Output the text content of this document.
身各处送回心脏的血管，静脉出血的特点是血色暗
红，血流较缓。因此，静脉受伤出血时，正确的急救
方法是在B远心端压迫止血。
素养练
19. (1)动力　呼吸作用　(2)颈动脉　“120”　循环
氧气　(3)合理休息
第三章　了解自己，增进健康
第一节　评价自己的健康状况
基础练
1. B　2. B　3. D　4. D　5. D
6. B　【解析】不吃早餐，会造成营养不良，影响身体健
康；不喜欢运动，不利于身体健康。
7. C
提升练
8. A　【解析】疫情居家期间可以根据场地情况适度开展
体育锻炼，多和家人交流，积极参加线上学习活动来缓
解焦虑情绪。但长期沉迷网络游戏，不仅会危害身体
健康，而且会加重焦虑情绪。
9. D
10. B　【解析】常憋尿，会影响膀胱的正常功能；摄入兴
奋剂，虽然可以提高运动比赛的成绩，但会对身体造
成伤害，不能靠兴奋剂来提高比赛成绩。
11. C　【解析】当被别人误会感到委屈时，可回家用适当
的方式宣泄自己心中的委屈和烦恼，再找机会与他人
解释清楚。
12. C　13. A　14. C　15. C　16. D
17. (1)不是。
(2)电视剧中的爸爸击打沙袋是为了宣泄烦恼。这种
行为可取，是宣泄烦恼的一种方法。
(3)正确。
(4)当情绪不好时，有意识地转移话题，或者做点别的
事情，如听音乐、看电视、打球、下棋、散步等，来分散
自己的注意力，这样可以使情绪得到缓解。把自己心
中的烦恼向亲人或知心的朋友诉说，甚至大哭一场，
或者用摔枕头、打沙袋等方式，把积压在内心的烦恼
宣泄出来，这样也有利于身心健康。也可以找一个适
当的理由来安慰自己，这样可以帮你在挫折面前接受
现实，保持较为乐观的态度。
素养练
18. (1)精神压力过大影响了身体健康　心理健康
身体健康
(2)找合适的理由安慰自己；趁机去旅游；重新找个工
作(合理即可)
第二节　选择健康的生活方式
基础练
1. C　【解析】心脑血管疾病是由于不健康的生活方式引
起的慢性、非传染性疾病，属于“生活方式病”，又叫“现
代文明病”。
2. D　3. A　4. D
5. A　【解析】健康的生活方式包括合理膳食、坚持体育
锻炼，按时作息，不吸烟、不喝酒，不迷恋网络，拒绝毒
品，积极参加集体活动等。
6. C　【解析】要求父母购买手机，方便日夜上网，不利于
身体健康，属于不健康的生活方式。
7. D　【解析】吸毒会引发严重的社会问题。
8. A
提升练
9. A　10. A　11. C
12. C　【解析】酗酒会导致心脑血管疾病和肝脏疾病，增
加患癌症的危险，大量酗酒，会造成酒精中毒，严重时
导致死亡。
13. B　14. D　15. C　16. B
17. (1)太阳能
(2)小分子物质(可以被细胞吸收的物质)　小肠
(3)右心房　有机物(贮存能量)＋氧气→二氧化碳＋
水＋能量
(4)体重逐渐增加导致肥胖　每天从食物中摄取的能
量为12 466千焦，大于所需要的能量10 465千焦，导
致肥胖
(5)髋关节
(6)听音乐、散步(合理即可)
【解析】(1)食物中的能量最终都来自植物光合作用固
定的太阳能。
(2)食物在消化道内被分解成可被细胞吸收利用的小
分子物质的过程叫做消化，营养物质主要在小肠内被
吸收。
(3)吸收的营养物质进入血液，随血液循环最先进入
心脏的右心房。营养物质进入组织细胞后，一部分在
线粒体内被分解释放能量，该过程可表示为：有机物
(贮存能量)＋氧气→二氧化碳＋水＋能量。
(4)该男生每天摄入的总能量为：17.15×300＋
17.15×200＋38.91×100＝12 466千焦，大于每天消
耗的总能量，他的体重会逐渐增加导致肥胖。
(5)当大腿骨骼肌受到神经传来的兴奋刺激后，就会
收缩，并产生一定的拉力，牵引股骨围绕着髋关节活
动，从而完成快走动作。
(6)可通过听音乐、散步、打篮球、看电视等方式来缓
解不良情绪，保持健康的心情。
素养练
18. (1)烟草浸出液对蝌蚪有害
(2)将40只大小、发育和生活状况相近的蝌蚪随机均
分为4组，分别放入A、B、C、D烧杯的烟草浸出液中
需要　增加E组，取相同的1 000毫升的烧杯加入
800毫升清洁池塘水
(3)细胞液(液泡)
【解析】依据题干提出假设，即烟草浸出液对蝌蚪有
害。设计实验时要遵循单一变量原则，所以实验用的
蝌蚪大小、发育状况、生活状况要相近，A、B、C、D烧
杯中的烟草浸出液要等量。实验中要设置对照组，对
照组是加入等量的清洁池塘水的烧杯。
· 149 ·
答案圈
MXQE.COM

## What you need to do
Write out every entry again exactly, please, with nothing missing.

## Problem solution
Output the text content of this document.
身各处送回心脏的血管，静脉出血的特点是血色暗
红，血流较缓。因此，静脉受伤出血时，正确的急救
方法是在B远心端压迫止血。
素养练
19. (1)动力　呼吸作用　(2)颈动脉　“120”　循环
氧气　(3)合理休息
第三章　了解自己，增进健康
第一节　评价自己的健康状况
基础练
1. B　2. B　3. D　4. D　5. D
6. B　【解析】不吃早餐，会造成营养不良，影响身体健
康；不喜欢运动，不利于身体健康。
7. C
提升练
8. A　【解析】疫情居家期间可以根据场地情况适度开展
体育锻炼，多和家人交流，积极参加线上学习活动来缓
解焦虑情绪。但长期沉迷网络游戏，不仅会危害身体
健康，而且会加重焦虑情绪。
9. D
10. B　【解析】常憋尿，会影响膀胱的正常功能；摄入兴
奋剂，虽然可以提高运动比赛的成绩，但会对身体造
成伤害，不能靠兴奋剂来提高比赛成绩。
11. C　【解析】当被别人误会感到委屈时，可回家用适当
的方式宣泄自己心中的委屈和烦恼，再找机会与他人
解释清楚。
12. C　13. A　14. C　15. C　16. D
17. (1)不是。
(2)电视剧中的爸爸击打沙袋是为了宣泄烦恼。这种
行为可取，是宣泄烦恼的一种方法。
(3)正确。
(4)当情绪不好时，有意识地转移话题，或者做点别的
事情，如听音乐、看电视、打球、下棋、散步等，来分散
自己的注意力，这样可以使情绪得到缓解。把自己心
中的烦恼向亲人或知心的朋友诉说，甚至大哭一场，
或者用摔枕头、打沙袋等方式，把积压在内心的烦恼
宣泄出来，这样也有利于身心健康。也可以找一个适
当的理由来安慰自己，这样可以帮你在挫折面前接受
现实，保持较为乐观的态度。
素养练
18. (1)精神压力过大影响了身体健康　心理健康
身体健康
(2)找合适的理由安慰自己；趁机去旅游；重新找个工
作(合理即可)
第二节　选择健康的生活方式
基础练
1. C　【解析】心脑血管疾病是由于不健康的生活方式引
起的慢性、非传染性疾病，属于“生活方式病”，又叫“现
代文明病”。
2. D　3. A　4. D
5. A　【解析】健康的生活方式包括合理膳食、坚持体育
锻炼，按时作息，不吸烟、不喝酒，不迷恋网络，拒绝毒
品，积极参加集体活动等。
6. C　【解析】要求父母购买手机，方便日夜上网，不利于
身体健康，属于不健康的生活方式。
7. D　【解析】吸毒会引发严重的社会问题。
8. A
提升练
9. A　10. A　11. C
12. C　【解析】酗酒会导致心脑血管疾病和肝脏疾病，增
加患癌症的危险，大量酗酒，会造成酒精中毒，严重时
导致死亡。
13. B　14. D　15. C　16. B
17. (1)太阳能
(2)小分子物质(可以被细胞吸收的物质)　小肠
(3)右心房　有机物(贮存能量)＋氧气→二氧化碳＋
水＋能量
(4)体重逐渐增加导致肥胖　每天从食物中摄取的能
量为12 466千焦，大于所需要的能量10 465千焦，导
致肥胖
(5)髋关节
(6)听音乐、散步(合理即可)
【解析】(1)食物中的能量最终都来自植物光合作用固
定的太阳能。
(2)食物在消化道内被分解成可被细胞吸收利用的小
分子物质的过程叫做消化，营养物质主要在小肠内被
吸收。
(3)吸收的营养物质进入血液，随血液循环最先进入
心脏的右心房。营养物质进入组织细胞后，一部分在
线粒体内被分解释放能量，该过程可表示为：有机物
(贮存能量)＋氧气→二氧化碳＋水＋能量。
(4)该男生每天摄入的总能量为：17.15×300＋
17.15×200＋38.91×100＝12 466千焦，大于每天消
耗的总能量，他的体重会逐渐增加导致肥胖。
(5)当大腿骨骼肌受到神经传来的兴奋刺激后，就会
收缩，并产生一定的拉力，牵引股骨围绕着髋关节活
动，从而完成快走动作。
(6)可通过听音乐、散步、打篮球、看电视等方式来缓
解不良情绪，保持健康的心情。
素养练
18. (1)烟草浸出液对蝌蚪有害
(2)将40只大小、发育和生活状况相近的蝌蚪随机均
分为4组，分别放入A、B、C、D烧杯的烟草浸出液中
需要　增加E组，取相同的1 000毫升的烧杯加入
800毫升清洁池塘水
(3)细胞液(液泡)
【解析】依据题干提出假设，即烟草浸出液对蝌蚪有
害。设计实验时要遵循单一变量原则，所以实验用的
蝌蚪大小、发育状况、生活状况要相近，A、B、C、D烧
杯中的烟草浸出液要等量。实验中要设置对照组，对
照组是加入等量的清洁池塘水的烧杯。
· 149 ·
答案圈
MXQE.COM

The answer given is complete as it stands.